§ ITEMS:
========

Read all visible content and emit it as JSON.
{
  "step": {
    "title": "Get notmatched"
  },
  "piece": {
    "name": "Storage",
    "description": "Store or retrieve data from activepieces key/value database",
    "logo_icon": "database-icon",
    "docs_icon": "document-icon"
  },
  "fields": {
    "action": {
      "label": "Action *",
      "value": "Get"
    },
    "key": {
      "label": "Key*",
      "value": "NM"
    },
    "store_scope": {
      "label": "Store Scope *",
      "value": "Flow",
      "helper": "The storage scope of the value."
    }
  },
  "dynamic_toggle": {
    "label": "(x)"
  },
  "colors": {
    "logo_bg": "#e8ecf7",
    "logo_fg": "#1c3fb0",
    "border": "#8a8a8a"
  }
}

========

§ GOAL: Output the complete data exactly as written.

§ EXERCISE ANSWER:
Read all visible content and emit it as JSON.
{
  "step": {
    "title": "Get notmatched"
  },
  "piece": {
    "name": "Storage",
    "description": "Store or retrieve data from activepieces key/value database",
    "logo_icon": "database-icon",
    "docs_icon": "document-icon"
  },
  "fields": {
    "action": {
      "label": "Action *",
      "value": "Get"
    },
    "key": {
      "label": "Key*",
      "value": "NM"
    },
    "store_scope": {
      "label": "Store Scope *",
      "value": "Flow",
      "helper": "The storage scope of the value."
    }
  },
  "dynamic_toggle": {
    "label": "(x)"
  },
  "colors": {
    "logo_bg": "#e8ecf7",
    "logo_fg": "#1c3fb0",
    "border": "#8a8a8a"
  }
}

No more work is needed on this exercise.